+++ EXTRACTED ENTRIES +++

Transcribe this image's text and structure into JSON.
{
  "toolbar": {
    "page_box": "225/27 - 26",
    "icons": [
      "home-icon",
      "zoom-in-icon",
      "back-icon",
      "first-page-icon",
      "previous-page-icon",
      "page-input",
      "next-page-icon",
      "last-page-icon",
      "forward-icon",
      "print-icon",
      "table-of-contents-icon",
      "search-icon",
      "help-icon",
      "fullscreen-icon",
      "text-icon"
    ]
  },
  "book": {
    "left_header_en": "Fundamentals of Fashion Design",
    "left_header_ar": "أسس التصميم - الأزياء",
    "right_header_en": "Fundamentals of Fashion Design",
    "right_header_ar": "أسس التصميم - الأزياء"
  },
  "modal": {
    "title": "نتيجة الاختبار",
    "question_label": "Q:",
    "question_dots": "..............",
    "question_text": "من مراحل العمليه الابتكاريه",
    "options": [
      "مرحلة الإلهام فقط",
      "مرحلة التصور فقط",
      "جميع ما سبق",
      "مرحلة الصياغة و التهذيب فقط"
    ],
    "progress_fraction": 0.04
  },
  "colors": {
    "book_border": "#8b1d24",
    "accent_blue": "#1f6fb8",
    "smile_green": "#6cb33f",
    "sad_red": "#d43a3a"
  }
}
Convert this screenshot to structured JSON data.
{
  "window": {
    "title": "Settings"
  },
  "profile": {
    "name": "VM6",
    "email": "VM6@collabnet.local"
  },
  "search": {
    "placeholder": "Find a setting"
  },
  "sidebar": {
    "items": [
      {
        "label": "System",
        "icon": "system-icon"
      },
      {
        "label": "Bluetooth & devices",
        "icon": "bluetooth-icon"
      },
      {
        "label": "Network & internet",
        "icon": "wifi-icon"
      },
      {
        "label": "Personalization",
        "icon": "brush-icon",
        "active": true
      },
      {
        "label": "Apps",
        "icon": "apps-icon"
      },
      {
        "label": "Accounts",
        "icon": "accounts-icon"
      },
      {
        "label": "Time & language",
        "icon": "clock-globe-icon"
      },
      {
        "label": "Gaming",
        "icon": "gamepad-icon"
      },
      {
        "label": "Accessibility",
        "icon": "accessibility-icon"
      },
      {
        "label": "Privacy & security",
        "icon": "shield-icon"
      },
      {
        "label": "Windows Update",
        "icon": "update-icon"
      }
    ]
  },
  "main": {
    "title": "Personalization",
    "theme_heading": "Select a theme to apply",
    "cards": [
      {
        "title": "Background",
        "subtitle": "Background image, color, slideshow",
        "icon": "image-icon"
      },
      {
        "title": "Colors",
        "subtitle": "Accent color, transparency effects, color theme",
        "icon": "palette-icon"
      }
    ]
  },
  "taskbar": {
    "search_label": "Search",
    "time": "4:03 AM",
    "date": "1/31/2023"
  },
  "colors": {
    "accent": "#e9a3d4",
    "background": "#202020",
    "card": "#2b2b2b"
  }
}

+++

(DIRECTIONS FOR THIS TASK) Print out the whole listing exactly as it appears.

(FULL ANSWER)
Transcribe this image's text and structure into JSON.
{
  "toolbar": {
    "page_box": "225/27 - 26",
    "icons": [
      "home-icon",
      "zoom-in-icon",
      "back-icon",
      "first-page-icon",
      "previous-page-icon",
      "page-input",
      "next-page-icon",
      "last-page-icon",
      "forward-icon",
      "print-icon",
      "table-of-contents-icon",
      "search-icon",
      "help-icon",
      "fullscreen-icon",
      "text-icon"
    ]
  },
  "book": {
    "left_header_en": "Fundamentals of Fashion Design",
    "left_header_ar": "أسس التصميم - الأزياء",
    "right_header_en": "Fundamentals of Fashion Design",
    "right_header_ar": "أسس التصميم - الأزياء"
  },
  "modal": {
    "title": "نتيجة الاختبار",
    "question_label": "Q:",
    "question_dots": "..............",
    "question_text": "من مراحل العمليه الابتكاريه",
    "options": [
      "مرحلة الإلهام فقط",
      "مرحلة التصور فقط",
      "جميع ما سبق",
      "مرحلة الصياغة و التهذيب فقط"
    ],
    "progress_fraction": 0.04
  },
  "colors": {
    "book_border": "#8b1d24",
    "accent_blue": "#1f6fb8",
    "smile_green": "#6cb33f",
    "sad_red": "#d43a3a"
  }
}
Convert this screenshot to structured JSON data.
{
  "window": {
    "title": "Settings"
  },
  "profile": {
    "name": "VM6",
    "email": "VM6@collabnet.local"
  },
  "search": {
    "placeholder": "Find a setting"
  },
  "sidebar": {
    "items": [
      {
        "label": "System",
        "icon": "system-icon"
      },
      {
        "label": "Bluetooth & devices",
        "icon": "bluetooth-icon"
      },
      {
        "label": "Network & internet",
        "icon": "wifi-icon"
      },
      {
        "label": "Personalization",
        "icon": "brush-icon",
        "active": true
      },
      {
        "label": "Apps",
        "icon": "apps-icon"
      },
      {
        "label": "Accounts",
        "icon": "accounts-icon"
      },
      {
        "label": "Time & language",
        "icon": "clock-globe-icon"
      },
      {
        "label": "Gaming",
        "icon": "gamepad-icon"
      },
      {
        "label": "Accessibility",
        "icon": "accessibility-icon"
      },
      {
        "label": "Privacy & security",
        "icon": "shield-icon"
      },
      {
        "label": "Windows Update",
        "icon": "update-icon"
      }
    ]
  },
  "main": {
    "title": "Personalization",
    "theme_heading": "Select a theme to apply",
    "cards": [
      {
        "title": "Background",
        "subtitle": "Background image, color, slideshow",
        "icon": "image-icon"
      },
      {
        "title": "Colors",
        "subtitle": "Accent color, transparency effects, color theme",
        "icon": "palette-icon"
      }
    ]
  },
  "taskbar": {
    "search_label": "Search",
    "time": "4:03 AM",
    "date": "1/31/2023"
  },
  "colors": {
    "accent": "#e9a3d4",
    "background": "#202020",
    "card": "#2b2b2b"
  }
}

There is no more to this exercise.